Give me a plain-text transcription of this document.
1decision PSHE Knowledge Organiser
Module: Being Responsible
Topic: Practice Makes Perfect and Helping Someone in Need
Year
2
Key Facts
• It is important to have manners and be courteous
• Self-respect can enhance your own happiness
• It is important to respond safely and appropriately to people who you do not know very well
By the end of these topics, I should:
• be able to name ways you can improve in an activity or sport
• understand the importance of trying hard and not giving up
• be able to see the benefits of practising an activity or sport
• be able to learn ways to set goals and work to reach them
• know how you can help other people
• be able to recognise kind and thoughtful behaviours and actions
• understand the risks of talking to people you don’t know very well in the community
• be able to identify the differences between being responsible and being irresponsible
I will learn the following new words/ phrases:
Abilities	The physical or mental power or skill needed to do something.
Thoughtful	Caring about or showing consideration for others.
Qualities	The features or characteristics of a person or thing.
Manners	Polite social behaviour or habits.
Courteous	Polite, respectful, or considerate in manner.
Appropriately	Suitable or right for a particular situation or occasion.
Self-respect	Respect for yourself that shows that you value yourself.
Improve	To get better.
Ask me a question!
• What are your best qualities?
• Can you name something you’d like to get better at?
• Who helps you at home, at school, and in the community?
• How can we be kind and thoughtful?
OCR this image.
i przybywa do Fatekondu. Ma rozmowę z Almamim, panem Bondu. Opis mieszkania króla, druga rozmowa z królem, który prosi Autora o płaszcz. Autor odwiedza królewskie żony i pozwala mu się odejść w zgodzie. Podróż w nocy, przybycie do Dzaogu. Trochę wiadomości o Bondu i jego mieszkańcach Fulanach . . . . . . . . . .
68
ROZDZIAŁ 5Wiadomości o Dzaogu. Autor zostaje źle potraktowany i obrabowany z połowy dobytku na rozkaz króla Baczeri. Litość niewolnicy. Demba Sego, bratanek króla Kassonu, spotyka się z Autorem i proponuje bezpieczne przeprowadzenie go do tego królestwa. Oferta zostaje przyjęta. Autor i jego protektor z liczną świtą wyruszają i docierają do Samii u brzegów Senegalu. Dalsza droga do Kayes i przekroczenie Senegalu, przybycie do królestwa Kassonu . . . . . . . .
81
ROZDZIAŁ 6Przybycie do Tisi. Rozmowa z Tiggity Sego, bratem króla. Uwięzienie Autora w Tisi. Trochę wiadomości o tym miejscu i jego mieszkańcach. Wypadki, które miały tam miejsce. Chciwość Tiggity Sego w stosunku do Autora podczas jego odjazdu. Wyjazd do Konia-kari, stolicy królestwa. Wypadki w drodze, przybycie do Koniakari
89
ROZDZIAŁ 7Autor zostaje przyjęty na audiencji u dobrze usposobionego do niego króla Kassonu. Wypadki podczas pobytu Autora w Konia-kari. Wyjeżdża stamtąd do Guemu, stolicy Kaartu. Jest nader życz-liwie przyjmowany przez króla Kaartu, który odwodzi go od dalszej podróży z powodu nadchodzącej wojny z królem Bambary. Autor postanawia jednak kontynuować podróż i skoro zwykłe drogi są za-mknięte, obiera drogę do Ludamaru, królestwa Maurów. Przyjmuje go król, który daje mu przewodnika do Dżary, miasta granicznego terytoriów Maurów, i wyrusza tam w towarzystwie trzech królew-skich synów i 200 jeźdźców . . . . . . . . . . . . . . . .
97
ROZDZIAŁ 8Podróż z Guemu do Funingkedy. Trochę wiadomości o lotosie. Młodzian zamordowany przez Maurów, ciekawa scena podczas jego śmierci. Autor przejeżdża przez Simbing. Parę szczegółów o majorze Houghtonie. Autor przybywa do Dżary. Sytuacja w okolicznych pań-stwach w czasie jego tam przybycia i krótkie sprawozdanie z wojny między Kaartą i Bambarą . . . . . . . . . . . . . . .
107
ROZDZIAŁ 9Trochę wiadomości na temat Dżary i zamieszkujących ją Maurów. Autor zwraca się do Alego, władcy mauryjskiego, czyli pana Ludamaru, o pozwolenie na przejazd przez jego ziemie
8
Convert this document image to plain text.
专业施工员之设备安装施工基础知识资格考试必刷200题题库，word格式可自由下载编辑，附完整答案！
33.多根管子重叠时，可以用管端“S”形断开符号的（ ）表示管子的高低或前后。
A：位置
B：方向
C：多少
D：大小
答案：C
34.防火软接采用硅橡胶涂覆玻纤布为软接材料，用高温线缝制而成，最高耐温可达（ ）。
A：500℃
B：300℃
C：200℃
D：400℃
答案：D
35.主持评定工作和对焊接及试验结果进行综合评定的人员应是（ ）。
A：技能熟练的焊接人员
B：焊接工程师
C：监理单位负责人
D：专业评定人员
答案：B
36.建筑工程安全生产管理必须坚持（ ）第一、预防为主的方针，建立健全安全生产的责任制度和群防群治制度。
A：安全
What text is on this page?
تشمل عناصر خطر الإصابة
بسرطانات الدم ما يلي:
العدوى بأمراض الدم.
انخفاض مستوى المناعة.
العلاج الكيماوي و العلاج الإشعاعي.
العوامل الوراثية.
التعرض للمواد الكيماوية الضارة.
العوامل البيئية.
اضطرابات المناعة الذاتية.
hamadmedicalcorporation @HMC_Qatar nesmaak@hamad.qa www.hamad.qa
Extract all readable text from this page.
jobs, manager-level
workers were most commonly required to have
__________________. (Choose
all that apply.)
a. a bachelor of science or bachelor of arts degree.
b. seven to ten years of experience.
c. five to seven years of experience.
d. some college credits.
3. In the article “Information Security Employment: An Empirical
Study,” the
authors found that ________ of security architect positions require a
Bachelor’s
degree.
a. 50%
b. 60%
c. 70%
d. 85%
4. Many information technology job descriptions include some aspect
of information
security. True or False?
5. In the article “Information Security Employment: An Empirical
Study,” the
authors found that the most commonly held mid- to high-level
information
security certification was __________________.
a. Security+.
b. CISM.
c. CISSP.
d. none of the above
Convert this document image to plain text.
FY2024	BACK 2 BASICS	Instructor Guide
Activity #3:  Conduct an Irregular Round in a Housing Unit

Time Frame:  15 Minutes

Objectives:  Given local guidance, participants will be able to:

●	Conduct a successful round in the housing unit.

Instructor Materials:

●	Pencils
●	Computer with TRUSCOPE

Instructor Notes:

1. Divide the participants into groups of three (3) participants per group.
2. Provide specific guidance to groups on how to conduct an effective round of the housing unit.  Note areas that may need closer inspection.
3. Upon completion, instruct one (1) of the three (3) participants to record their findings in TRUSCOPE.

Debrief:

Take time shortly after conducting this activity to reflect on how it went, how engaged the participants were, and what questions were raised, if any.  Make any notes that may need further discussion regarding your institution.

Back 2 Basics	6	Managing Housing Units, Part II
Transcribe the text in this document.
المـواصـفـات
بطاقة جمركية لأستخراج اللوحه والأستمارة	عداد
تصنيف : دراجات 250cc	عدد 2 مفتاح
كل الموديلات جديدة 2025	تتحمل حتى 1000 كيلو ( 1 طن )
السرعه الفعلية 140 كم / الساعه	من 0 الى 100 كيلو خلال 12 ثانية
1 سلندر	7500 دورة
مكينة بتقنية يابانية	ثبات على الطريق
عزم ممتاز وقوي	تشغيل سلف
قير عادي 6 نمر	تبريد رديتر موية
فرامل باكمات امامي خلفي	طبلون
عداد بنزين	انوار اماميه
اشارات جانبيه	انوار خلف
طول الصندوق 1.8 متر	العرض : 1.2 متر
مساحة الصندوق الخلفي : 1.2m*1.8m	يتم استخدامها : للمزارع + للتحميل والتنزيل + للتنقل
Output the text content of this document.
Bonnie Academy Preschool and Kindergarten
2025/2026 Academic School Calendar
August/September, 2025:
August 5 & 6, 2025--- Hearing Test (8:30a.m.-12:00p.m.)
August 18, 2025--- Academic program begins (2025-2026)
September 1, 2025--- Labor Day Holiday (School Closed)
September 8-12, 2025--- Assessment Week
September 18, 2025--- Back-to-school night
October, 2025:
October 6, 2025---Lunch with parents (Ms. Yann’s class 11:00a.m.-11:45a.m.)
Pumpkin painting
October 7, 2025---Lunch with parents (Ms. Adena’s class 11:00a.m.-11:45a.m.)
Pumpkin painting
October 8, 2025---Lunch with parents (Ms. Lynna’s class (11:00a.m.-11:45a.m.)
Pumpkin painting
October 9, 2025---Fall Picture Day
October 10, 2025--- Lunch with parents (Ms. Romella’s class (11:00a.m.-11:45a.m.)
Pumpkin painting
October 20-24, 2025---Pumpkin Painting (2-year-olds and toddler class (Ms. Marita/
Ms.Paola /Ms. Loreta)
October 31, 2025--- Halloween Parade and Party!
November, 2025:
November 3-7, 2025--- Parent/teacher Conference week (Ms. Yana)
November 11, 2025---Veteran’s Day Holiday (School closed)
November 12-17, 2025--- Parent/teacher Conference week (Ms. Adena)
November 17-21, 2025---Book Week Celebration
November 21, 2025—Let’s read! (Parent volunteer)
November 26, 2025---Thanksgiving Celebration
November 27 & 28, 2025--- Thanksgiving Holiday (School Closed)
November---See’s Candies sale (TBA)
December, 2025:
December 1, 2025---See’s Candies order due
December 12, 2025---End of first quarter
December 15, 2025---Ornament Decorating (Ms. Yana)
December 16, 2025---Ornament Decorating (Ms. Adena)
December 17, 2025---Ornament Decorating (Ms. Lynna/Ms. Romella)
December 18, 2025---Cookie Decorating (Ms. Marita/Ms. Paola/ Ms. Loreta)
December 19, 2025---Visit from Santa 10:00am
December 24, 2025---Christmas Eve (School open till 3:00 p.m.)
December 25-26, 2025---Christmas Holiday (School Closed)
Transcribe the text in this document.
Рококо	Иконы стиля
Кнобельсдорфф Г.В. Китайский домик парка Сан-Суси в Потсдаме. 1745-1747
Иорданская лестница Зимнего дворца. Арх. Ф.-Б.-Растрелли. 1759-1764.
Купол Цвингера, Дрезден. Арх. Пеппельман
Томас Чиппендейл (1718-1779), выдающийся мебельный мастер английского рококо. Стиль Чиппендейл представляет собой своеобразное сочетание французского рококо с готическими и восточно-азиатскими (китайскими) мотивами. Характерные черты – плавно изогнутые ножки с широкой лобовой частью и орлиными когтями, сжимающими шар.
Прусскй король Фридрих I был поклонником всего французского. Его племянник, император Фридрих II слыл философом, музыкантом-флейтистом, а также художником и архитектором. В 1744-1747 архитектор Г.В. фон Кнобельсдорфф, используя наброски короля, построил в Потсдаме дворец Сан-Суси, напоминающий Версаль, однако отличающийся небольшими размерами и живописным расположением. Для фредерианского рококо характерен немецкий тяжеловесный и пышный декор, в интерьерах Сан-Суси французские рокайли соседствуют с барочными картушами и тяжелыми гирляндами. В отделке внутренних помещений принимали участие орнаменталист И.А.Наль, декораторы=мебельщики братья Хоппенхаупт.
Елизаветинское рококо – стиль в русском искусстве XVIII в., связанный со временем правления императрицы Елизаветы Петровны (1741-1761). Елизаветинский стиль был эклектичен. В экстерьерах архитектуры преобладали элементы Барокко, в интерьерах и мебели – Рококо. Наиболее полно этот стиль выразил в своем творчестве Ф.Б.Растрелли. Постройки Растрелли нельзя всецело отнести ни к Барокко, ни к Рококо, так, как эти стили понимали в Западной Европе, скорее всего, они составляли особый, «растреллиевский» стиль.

# # # # #

Written instruction:
In the entries above, find each line with the word "عداد" and copy it.

Result:
بطاقة جمركية لأستخراج اللوحه والأستمارة	عداد
عداد بنزين	انوار اماميه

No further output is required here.